* [EXERCISE AIM]
Give every line of the data again, unchanged, but with no pictures.

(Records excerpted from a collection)
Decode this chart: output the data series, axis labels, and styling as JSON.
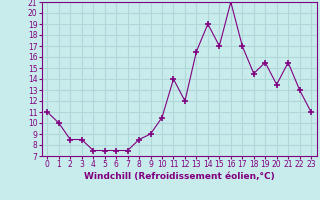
{
  "x": [
    0,
    1,
    2,
    3,
    4,
    5,
    6,
    7,
    8,
    9,
    10,
    11,
    12,
    13,
    14,
    15,
    16,
    17,
    18,
    19,
    20,
    21,
    22,
    23
  ],
  "y_data": [
    11,
    10,
    8.5,
    8.5,
    7.5,
    7.5,
    7.5,
    7.5,
    8.5,
    9,
    10.5,
    14,
    12,
    16.5,
    19,
    17,
    21,
    17,
    14.5,
    15.5,
    13.5,
    15.5,
    13,
    11
  ],
  "ylim_min": 7,
  "ylim_max": 21,
  "yticks": [
    7,
    8,
    9,
    10,
    11,
    12,
    13,
    14,
    15,
    16,
    17,
    18,
    19,
    20,
    21
  ],
  "xticks": [
    0,
    1,
    2,
    3,
    4,
    5,
    6,
    7,
    8,
    9,
    10,
    11,
    12,
    13,
    14,
    15,
    16,
    17,
    18,
    19,
    20,
    21,
    22,
    23
  ],
  "xlabel": "Windchill (Refroidissement éolien,°C)",
  "line_color": "#800080",
  "marker": "+",
  "bg_color": "#c8ecec",
  "grid_color": "#b0d8d8",
  "tick_fontsize": 5.5,
  "xlabel_fontsize": 6.5,
  "border_color": "#800080"
}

* [SOLUTION FOR THIS TASK]
Decode this chart: output the data series, axis labels, and styling as JSON.
{
  "x": [
    0,
    1,
    2,
    3,
    4,
    5,
    6,
    7,
    8,
    9,
    10,
    11,
    12,
    13,
    14,
    15,
    16,
    17,
    18,
    19,
    20,
    21,
    22,
    23
  ],
  "y_data": [
    11,
    10,
    8.5,
    8.5,
    7.5,
    7.5,
    7.5,
    7.5,
    8.5,
    9,
    10.5,
    14,
    12,
    16.5,
    19,
    17,
    21,
    17,
    14.5,
    15.5,
    13.5,
    15.5,
    13,
    11
  ],
  "ylim_min": 7,
  "ylim_max": 21,
  "yticks": [
    7,
    8,
    9,
    10,
    11,
    12,
    13,
    14,
    15,
    16,
    17,
    18,
    19,
    20,
    21
  ],
  "xticks": [
    0,
    1,
    2,
    3,
    4,
    5,
    6,
    7,
    8,
    9,
    10,
    11,
    12,
    13,
    14,
    15,
    16,
    17,
    18,
    19,
    20,
    21,
    22,
    23
  ],
  "xlabel": "Windchill (Refroidissement éolien,°C)",
  "line_color": "#800080",
  "marker": "+",
  "bg_color": "#c8ecec",
  "grid_color": "#b0d8d8",
  "tick_fontsize": 5.5,
  "xlabel_fontsize": 6.5,
  "border_color": "#800080"
}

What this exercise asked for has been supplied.